**DATA FOR THIS EXERCISE:**
□ □ □ □

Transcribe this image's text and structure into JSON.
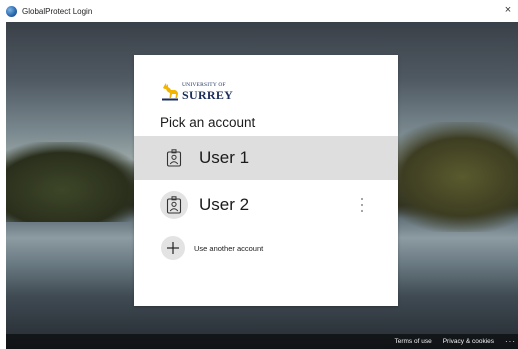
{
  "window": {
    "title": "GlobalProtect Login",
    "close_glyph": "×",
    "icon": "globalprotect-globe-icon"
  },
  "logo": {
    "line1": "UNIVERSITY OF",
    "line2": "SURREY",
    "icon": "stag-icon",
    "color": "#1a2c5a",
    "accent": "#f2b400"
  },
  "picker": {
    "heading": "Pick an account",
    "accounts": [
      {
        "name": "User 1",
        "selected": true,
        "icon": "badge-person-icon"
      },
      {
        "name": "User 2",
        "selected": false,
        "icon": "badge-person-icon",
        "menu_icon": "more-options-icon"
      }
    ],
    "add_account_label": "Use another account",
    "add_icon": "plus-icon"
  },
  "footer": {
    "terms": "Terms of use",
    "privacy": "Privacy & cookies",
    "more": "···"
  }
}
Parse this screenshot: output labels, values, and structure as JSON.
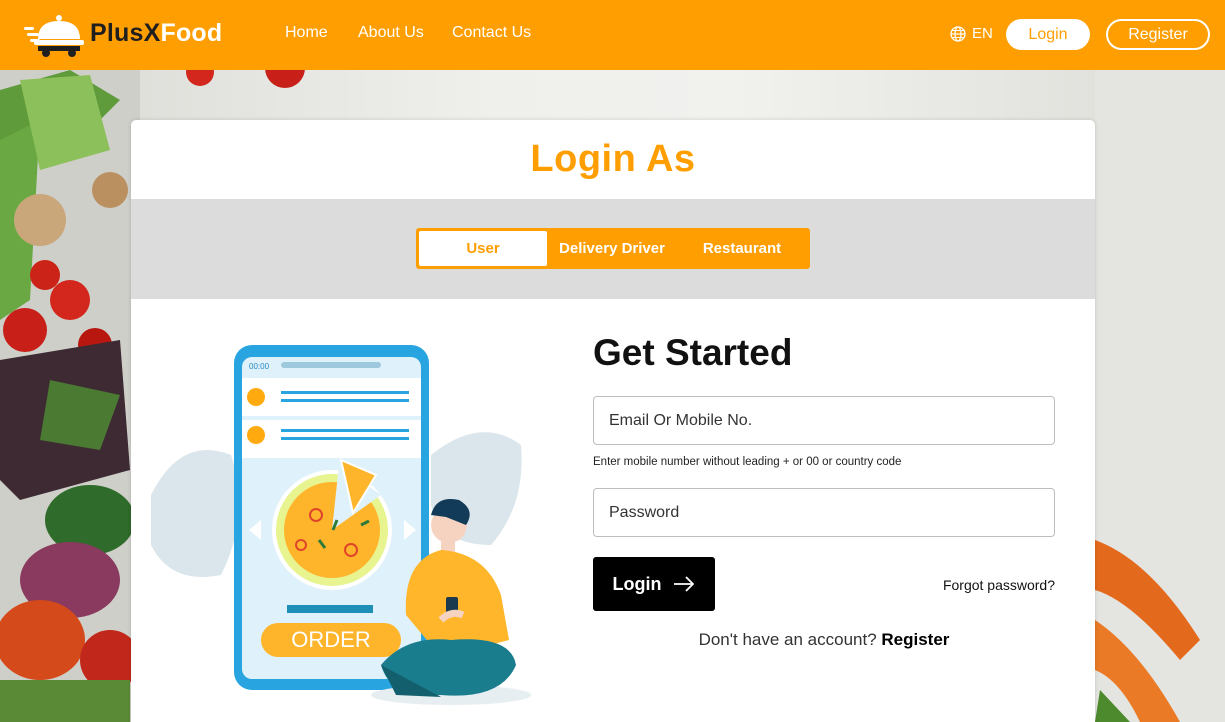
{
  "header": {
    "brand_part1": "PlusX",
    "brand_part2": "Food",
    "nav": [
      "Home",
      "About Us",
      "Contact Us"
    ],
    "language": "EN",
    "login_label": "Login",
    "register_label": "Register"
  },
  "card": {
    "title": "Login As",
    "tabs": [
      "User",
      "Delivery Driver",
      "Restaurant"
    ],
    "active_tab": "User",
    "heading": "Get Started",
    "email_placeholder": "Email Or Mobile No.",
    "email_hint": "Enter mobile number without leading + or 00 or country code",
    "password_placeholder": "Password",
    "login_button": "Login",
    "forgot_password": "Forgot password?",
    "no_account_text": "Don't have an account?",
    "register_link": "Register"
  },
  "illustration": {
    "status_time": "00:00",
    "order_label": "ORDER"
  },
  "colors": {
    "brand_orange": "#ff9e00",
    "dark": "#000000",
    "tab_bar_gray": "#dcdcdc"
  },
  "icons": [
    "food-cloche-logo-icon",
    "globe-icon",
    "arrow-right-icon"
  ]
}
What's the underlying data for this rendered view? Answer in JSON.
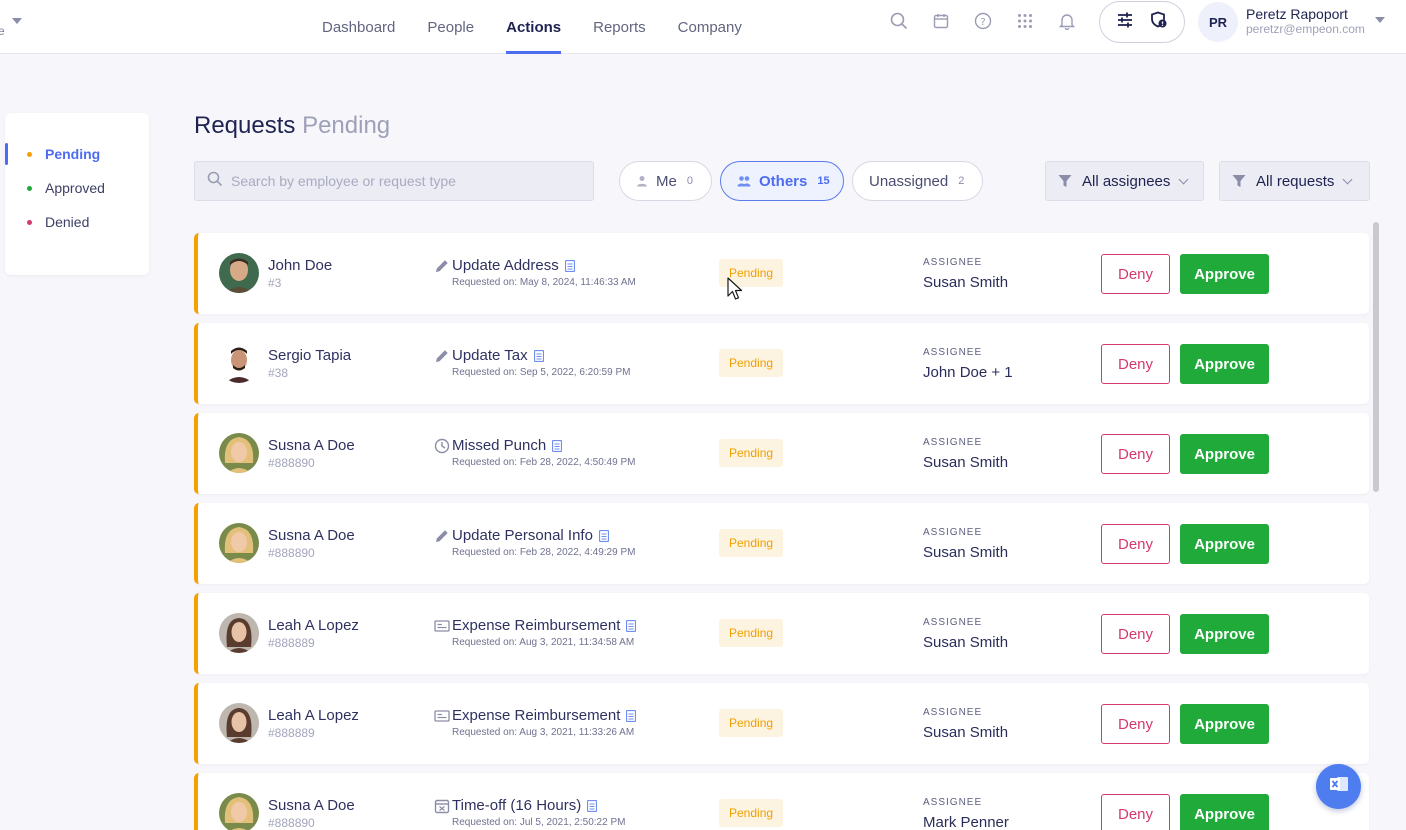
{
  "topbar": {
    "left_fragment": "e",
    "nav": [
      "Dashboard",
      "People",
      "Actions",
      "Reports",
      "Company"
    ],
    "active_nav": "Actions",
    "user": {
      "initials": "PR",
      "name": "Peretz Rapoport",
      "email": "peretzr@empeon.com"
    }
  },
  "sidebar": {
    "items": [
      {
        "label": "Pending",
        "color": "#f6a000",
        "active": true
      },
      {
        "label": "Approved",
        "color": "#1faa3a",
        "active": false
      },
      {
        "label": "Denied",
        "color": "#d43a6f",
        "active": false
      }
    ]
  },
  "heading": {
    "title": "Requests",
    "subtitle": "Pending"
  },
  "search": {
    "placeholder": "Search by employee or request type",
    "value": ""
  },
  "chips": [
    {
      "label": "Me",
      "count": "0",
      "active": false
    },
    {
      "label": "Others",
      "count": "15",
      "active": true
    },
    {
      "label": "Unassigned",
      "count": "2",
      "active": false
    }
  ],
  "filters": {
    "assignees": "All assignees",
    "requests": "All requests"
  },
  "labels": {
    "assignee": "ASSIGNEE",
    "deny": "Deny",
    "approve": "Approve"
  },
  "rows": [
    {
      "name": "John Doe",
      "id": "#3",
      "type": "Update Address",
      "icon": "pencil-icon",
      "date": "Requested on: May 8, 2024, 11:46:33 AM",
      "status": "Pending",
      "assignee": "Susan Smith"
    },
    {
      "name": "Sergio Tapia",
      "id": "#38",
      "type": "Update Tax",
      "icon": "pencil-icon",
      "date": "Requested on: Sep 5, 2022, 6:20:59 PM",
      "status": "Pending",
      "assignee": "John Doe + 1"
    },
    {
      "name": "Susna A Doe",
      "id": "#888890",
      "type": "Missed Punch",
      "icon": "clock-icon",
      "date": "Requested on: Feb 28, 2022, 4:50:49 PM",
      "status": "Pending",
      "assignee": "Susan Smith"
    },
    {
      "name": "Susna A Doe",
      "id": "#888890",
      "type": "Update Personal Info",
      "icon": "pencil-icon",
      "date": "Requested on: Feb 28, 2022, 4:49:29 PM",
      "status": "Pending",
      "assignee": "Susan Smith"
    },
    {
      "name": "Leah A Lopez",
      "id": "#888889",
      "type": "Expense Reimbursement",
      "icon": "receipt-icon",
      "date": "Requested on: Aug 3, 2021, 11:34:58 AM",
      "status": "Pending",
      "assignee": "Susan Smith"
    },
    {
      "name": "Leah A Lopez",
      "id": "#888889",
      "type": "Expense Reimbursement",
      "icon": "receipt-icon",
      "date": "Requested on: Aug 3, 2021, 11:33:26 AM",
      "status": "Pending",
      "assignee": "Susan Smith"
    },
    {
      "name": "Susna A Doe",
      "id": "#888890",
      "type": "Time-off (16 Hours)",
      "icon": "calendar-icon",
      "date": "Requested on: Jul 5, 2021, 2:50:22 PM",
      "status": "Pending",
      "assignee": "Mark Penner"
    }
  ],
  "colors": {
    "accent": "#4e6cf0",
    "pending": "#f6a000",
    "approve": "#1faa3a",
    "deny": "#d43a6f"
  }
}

□ □ □ □

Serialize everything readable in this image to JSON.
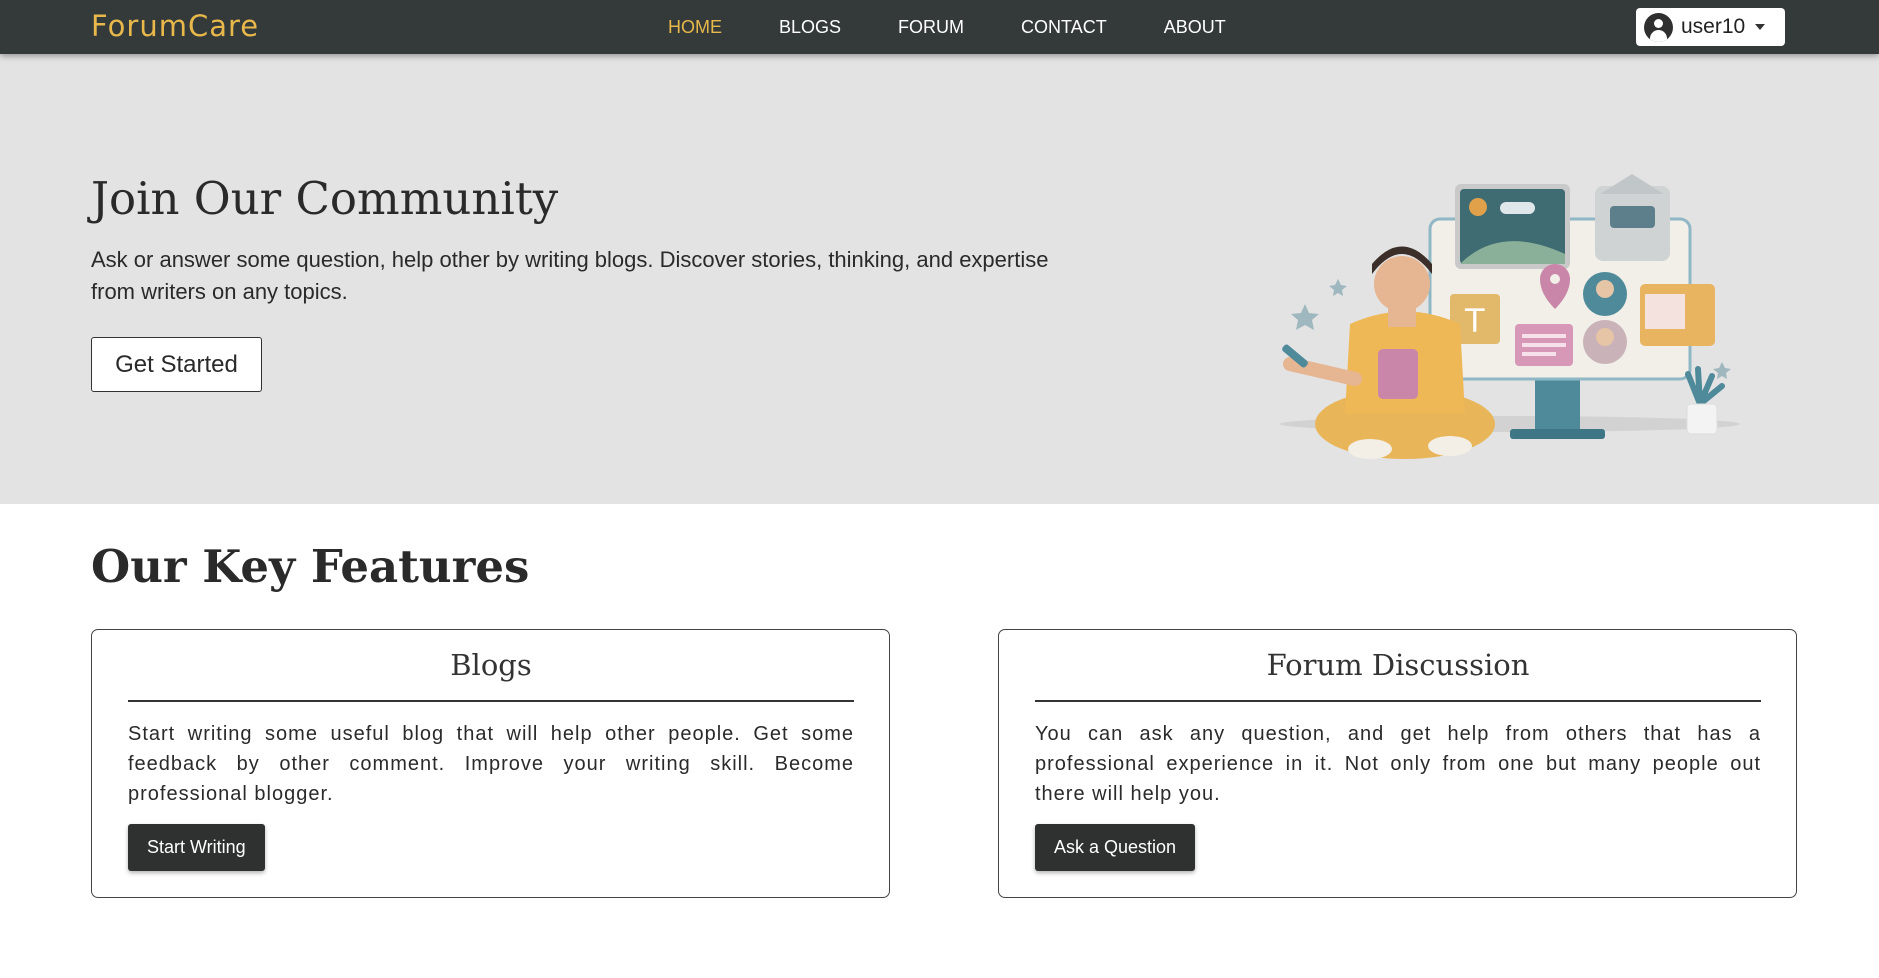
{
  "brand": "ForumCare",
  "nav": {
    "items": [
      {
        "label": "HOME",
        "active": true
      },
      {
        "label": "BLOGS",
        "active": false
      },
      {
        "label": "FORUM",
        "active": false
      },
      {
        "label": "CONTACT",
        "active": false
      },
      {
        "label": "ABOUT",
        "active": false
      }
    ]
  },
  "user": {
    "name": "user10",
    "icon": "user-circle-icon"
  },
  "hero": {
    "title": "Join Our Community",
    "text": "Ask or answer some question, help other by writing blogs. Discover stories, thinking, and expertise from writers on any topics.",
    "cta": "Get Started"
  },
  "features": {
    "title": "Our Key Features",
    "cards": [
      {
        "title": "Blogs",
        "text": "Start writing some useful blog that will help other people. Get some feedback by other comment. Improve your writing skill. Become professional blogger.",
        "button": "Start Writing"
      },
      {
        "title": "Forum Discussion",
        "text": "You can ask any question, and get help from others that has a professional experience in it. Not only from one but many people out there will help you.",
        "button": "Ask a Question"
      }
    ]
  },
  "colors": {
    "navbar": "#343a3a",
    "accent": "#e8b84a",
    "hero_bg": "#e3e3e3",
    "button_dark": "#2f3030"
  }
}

□ □ □ □

From the entries above, copy each line holding "true".

        "selected": true,
        "active": true
      "active": true
        "active": true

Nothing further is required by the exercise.